[WHAT YOU NEED TO DO] What follows is a block of records; reproduce all of it verbatim.

[DATA ROWS]
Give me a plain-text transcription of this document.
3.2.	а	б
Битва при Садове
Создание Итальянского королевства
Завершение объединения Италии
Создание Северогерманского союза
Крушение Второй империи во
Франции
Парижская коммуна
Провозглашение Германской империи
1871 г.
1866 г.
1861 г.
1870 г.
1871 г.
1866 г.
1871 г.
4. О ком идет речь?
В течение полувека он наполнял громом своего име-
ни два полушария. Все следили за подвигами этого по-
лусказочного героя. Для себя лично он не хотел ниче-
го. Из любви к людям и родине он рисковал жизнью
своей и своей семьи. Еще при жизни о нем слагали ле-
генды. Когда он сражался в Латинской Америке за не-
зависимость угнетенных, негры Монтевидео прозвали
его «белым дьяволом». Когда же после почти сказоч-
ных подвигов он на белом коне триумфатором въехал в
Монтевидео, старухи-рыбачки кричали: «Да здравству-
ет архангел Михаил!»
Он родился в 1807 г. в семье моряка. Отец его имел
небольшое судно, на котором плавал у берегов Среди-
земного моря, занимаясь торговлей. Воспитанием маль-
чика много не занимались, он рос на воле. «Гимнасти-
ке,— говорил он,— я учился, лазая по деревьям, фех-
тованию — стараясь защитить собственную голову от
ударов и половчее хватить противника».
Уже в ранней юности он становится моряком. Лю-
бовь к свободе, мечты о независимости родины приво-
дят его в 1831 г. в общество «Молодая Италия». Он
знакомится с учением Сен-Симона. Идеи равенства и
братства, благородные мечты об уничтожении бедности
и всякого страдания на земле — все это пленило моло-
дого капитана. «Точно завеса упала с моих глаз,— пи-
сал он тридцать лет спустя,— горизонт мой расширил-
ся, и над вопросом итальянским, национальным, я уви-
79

[EXPECTED ANSWER]
Give me a plain-text transcription of this document.
3.2.	а	б
Битва при Садове
Создание Итальянского королевства
Завершение объединения Италии
Создание Северогерманского союза
Крушение Второй империи во
Франции
Парижская коммуна
Провозглашение Германской империи
1871 г.
1866 г.
1861 г.
1870 г.
1871 г.
1866 г.
1871 г.
4. О ком идет речь?
В течение полувека он наполнял громом своего име-
ни два полушария. Все следили за подвигами этого по-
лусказочного героя. Для себя лично он не хотел ниче-
го. Из любви к людям и родине он рисковал жизнью
своей и своей семьи. Еще при жизни о нем слагали ле-
генды. Когда он сражался в Латинской Америке за не-
зависимость угнетенных, негры Монтевидео прозвали
его «белым дьяволом». Когда же после почти сказоч-
ных подвигов он на белом коне триумфатором въехал в
Монтевидео, старухи-рыбачки кричали: «Да здравству-
ет архангел Михаил!»
Он родился в 1807 г. в семье моряка. Отец его имел
небольшое судно, на котором плавал у берегов Среди-
земного моря, занимаясь торговлей. Воспитанием маль-
чика много не занимались, он рос на воле. «Гимнасти-
ке,— говорил он,— я учился, лазая по деревьям, фех-
тованию — стараясь защитить собственную голову от
ударов и половчее хватить противника».
Уже в ранней юности он становится моряком. Лю-
бовь к свободе, мечты о независимости родины приво-
дят его в 1831 г. в общество «Молодая Италия». Он
знакомится с учением Сен-Симона. Идеи равенства и
братства, благородные мечты об уничтожении бедности
и всякого страдания на земле — все это пленило моло-
дого капитана. «Точно завеса упала с моих глаз,— пи-
сал он тридцать лет спустя,— горизонт мой расширил-
ся, и над вопросом итальянским, национальным, я уви-
79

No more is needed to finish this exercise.